— begin Material shown —

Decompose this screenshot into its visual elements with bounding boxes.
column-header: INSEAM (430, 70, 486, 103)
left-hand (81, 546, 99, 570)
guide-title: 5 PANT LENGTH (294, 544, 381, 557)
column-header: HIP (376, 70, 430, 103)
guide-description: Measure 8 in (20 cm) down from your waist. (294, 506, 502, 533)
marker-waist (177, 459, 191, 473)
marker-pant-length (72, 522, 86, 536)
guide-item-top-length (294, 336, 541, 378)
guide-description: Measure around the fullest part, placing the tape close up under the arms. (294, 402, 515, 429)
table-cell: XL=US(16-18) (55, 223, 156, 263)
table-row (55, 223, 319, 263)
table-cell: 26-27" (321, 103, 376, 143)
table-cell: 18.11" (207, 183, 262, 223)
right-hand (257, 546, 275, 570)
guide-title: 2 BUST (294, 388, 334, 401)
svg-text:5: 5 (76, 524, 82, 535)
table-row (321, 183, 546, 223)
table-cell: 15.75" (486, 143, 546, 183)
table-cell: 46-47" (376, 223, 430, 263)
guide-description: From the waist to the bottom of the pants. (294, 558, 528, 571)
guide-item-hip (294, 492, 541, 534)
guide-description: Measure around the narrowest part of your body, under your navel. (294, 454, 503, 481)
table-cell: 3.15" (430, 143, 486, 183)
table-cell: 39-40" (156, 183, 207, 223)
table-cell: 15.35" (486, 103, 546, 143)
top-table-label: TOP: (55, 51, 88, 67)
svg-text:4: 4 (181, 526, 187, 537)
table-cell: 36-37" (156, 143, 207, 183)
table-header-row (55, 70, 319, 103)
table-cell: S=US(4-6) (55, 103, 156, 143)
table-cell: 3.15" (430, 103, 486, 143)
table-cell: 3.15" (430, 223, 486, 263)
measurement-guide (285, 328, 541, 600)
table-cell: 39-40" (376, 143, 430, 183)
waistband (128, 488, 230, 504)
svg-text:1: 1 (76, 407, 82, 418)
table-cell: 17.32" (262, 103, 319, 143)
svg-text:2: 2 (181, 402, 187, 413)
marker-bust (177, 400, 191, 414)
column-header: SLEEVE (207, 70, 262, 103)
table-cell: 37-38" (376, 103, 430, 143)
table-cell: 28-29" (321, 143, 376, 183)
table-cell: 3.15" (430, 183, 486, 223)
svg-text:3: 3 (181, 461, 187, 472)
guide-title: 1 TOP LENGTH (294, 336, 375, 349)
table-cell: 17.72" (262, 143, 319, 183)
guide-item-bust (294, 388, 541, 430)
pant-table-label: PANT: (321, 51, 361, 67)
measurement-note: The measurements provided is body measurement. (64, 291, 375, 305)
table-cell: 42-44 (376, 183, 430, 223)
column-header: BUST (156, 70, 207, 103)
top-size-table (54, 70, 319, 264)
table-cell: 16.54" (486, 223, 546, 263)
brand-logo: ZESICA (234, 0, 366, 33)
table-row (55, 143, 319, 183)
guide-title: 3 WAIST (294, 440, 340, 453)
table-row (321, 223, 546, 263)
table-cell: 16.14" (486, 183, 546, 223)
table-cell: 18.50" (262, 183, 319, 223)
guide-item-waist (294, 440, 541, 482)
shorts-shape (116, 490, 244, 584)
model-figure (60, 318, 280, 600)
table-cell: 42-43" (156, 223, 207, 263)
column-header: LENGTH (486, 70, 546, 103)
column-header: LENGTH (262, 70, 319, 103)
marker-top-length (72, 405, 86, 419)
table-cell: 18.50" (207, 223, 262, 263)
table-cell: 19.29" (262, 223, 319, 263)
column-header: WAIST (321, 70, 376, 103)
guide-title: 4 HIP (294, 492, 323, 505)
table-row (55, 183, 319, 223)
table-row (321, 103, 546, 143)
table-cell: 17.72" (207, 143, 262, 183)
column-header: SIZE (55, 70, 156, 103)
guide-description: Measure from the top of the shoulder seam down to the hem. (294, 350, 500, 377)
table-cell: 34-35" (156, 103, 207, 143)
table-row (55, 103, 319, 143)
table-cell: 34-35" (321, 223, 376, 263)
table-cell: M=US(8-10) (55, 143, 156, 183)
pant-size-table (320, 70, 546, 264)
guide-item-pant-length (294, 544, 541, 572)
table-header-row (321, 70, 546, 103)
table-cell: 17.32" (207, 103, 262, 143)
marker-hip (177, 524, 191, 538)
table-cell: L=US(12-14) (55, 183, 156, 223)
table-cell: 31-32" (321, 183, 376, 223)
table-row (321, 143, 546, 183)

— end Material shown —

→ **Goal of the exercise**:
Echo everything from the start of the records down to the line containing "marker-pant-length (72, 522, 86, 536)", including that line.

→ **Task solution**:
Decompose this screenshot into its visual elements with bounding boxes.
column-header: INSEAM (430, 70, 486, 103)
left-hand (81, 546, 99, 570)
guide-title: 5 PANT LENGTH (294, 544, 381, 557)
column-header: HIP (376, 70, 430, 103)
guide-description: Measure 8 in (20 cm) down from your waist. (294, 506, 502, 533)
marker-waist (177, 459, 191, 473)
marker-pant-length (72, 522, 86, 536)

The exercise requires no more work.